• **TASK TO COMPLETE**: Show every line of the records below that contains the word "subtitle".
*** SUPPLIED RECORDS ***
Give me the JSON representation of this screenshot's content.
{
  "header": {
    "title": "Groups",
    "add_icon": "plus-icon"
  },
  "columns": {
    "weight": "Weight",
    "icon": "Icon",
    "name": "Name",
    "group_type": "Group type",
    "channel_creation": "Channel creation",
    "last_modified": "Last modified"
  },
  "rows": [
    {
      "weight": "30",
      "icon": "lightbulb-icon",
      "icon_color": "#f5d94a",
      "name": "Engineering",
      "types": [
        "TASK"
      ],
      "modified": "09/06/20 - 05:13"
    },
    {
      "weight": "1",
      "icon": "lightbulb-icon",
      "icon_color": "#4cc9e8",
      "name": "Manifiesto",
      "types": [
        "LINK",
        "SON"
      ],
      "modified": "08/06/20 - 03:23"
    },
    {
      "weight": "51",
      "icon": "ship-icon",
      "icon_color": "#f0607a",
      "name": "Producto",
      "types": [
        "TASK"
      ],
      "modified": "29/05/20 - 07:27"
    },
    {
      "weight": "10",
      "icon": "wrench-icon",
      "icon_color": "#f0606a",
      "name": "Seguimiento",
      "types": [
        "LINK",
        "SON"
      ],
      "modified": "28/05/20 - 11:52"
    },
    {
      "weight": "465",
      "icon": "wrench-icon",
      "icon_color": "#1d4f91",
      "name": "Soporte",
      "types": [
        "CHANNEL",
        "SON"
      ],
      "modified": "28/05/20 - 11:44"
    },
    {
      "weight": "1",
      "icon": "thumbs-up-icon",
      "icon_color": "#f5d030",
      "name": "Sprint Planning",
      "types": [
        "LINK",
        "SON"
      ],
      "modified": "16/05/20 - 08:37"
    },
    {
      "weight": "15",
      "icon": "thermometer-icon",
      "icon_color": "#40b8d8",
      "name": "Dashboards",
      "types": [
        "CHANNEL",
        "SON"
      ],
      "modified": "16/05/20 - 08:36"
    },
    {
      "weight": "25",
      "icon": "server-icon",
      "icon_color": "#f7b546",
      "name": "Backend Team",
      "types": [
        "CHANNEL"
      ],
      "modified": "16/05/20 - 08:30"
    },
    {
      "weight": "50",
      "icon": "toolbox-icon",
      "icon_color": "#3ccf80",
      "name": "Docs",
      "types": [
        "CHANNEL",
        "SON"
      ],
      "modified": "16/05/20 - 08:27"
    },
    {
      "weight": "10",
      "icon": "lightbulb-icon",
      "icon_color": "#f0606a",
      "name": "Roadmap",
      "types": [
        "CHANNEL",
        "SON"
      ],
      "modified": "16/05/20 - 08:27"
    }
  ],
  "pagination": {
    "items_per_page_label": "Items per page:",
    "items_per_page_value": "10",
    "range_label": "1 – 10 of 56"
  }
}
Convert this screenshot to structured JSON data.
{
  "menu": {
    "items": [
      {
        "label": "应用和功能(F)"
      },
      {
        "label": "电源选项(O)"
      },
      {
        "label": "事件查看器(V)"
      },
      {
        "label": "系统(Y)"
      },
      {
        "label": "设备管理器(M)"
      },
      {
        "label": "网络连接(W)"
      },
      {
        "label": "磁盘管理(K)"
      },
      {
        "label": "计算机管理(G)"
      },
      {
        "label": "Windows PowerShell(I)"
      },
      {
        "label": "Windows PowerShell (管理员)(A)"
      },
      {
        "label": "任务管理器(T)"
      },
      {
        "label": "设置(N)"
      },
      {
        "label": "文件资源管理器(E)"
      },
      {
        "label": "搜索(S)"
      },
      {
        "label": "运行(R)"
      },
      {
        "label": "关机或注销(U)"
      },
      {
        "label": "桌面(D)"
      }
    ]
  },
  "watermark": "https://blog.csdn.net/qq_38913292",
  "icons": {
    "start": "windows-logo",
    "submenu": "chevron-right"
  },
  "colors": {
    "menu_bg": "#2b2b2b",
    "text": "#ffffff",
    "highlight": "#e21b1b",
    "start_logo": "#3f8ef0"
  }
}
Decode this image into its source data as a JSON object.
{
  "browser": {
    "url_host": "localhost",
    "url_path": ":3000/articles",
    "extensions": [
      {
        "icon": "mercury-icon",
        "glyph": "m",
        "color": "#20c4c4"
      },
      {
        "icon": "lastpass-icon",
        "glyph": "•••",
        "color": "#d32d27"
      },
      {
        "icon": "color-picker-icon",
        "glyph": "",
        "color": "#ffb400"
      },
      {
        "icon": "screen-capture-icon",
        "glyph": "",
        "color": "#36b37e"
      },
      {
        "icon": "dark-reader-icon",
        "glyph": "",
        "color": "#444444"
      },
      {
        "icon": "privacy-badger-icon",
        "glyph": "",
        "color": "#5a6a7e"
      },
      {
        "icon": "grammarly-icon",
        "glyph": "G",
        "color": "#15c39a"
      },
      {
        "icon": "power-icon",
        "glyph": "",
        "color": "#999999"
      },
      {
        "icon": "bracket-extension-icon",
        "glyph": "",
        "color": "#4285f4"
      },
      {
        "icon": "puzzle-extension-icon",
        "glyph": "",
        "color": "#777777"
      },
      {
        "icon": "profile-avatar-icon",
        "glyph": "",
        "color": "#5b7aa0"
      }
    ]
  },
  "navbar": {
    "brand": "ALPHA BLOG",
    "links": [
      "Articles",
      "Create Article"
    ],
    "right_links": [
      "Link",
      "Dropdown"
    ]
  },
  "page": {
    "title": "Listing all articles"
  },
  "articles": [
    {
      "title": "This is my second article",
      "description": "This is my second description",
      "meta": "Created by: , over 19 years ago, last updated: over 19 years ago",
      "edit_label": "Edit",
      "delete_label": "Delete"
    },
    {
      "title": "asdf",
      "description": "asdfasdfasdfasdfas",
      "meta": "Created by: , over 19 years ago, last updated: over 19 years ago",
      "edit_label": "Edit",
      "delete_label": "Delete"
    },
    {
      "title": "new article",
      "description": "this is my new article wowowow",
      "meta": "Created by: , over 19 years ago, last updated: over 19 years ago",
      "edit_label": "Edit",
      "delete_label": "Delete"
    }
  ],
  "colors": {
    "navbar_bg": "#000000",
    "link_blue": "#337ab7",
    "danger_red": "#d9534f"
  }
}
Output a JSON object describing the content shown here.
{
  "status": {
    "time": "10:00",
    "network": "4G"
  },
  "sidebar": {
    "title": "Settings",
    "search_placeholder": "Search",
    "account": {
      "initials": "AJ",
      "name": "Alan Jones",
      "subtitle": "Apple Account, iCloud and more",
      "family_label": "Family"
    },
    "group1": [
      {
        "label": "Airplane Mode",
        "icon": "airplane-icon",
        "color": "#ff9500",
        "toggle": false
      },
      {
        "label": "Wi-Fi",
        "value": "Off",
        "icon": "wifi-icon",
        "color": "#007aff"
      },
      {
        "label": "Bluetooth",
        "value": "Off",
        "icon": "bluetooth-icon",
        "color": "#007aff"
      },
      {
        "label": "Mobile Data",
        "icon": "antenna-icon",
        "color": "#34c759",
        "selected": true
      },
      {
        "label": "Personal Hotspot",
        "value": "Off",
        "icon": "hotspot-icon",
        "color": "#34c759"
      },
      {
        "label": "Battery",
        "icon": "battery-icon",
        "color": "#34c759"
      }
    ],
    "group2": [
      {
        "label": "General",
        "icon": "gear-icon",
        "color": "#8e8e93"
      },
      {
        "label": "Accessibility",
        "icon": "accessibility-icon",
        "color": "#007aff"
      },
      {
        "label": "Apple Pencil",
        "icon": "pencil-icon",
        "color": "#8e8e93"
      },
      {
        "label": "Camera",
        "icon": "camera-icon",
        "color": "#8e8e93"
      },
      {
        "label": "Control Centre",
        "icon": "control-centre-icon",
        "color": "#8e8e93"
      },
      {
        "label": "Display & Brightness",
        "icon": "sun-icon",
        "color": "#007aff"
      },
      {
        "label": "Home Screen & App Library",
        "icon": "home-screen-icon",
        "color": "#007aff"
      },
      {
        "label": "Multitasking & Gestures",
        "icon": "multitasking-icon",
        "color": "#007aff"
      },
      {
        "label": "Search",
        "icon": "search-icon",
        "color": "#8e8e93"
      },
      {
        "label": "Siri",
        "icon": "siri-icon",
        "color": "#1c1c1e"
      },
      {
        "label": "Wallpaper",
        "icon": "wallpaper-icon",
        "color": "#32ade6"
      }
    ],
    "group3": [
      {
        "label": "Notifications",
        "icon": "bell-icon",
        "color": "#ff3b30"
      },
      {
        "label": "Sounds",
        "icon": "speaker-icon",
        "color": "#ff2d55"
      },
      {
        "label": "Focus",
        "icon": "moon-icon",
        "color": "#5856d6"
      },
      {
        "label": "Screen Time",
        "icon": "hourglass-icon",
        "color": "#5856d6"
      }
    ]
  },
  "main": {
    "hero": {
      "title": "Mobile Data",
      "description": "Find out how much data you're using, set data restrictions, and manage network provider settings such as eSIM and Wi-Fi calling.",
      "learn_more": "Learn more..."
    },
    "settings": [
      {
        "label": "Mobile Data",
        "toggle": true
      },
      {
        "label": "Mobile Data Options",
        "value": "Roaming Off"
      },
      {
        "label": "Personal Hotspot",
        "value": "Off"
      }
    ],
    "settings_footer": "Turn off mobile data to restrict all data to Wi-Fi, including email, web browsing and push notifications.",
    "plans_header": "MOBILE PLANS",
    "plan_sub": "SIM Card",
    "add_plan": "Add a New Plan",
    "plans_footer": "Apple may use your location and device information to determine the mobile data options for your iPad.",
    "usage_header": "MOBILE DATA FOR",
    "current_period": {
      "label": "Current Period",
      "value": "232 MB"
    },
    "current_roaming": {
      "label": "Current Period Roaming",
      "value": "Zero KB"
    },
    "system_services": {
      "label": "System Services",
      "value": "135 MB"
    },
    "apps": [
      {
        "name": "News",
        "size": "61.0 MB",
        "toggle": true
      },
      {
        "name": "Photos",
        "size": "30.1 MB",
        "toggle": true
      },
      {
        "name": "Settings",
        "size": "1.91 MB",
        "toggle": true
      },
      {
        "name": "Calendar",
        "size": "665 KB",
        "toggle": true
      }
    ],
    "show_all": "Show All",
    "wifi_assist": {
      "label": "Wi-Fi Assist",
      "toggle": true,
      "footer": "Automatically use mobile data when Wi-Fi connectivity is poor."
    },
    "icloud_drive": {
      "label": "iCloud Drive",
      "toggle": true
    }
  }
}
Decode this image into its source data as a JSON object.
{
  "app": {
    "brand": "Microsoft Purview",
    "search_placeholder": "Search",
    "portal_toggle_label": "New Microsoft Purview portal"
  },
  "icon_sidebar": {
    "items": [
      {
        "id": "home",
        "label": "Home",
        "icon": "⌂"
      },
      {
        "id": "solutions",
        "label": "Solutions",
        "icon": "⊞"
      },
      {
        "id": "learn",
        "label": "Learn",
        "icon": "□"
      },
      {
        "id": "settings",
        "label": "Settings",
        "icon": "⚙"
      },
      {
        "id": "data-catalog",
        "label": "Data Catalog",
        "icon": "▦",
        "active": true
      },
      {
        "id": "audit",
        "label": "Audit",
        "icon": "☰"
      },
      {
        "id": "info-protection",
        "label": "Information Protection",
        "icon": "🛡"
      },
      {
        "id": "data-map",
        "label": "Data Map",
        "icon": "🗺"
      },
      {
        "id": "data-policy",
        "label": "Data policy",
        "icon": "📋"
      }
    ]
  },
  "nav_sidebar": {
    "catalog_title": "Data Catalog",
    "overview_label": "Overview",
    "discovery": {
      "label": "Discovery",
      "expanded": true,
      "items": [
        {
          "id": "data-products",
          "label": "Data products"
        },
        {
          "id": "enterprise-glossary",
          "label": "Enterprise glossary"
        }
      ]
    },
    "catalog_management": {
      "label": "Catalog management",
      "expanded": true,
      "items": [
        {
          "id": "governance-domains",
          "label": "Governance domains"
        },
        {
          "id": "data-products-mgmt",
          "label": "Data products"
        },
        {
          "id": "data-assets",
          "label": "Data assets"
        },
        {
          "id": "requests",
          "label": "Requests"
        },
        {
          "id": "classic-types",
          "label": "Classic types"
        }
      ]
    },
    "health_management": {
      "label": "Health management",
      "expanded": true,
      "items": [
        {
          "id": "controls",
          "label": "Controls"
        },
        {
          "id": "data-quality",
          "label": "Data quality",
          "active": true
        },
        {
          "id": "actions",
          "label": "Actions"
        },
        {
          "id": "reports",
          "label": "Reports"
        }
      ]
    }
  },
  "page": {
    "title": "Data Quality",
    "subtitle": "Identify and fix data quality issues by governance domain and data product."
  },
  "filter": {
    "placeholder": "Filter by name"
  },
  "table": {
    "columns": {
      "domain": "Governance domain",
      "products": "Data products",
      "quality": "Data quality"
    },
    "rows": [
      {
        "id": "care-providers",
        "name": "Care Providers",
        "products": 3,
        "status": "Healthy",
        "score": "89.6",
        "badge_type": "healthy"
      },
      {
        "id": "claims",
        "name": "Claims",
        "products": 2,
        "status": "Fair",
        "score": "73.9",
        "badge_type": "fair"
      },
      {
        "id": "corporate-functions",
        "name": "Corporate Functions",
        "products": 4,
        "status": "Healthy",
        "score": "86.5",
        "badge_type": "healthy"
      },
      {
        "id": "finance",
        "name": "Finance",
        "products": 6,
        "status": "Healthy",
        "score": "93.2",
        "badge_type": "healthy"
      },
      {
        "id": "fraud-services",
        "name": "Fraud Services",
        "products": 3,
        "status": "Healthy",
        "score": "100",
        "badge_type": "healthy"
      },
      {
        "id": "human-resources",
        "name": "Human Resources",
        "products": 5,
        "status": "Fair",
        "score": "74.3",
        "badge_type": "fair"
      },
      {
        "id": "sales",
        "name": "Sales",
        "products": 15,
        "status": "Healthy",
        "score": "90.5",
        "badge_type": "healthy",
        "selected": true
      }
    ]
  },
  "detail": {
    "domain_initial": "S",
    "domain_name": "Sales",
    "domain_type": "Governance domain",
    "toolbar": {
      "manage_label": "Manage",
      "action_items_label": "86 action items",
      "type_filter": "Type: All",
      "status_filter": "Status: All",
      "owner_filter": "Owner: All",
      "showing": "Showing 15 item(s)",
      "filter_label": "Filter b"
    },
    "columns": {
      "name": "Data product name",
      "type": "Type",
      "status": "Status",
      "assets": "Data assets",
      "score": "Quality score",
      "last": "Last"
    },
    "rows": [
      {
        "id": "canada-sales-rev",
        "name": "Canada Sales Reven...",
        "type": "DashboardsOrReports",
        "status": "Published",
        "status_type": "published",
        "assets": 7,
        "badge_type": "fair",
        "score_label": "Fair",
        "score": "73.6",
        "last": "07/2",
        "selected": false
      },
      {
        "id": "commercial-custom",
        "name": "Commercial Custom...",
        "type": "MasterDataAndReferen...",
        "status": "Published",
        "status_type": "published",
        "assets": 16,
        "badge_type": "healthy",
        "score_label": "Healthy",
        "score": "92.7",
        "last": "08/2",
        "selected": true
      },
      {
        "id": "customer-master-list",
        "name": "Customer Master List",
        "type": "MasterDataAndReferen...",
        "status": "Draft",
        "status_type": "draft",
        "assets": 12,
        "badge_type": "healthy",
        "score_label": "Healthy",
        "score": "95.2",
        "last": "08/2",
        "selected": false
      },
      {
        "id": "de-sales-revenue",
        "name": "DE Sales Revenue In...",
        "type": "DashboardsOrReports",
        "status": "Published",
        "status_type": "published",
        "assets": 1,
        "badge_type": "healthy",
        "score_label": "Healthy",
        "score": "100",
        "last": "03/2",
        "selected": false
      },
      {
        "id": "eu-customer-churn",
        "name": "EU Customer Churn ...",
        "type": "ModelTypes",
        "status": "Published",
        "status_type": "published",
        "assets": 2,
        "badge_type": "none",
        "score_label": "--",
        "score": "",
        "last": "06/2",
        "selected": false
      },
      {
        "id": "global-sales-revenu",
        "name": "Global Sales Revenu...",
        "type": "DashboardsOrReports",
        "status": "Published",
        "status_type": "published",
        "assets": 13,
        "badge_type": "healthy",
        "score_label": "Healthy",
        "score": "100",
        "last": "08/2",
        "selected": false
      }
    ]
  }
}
***
• **CORRECT RESPONSE**:
      "subtitle": "Apple Account, iCloud and more",
    "subtitle": "Identify and fix data quality issues by governance domain and data product."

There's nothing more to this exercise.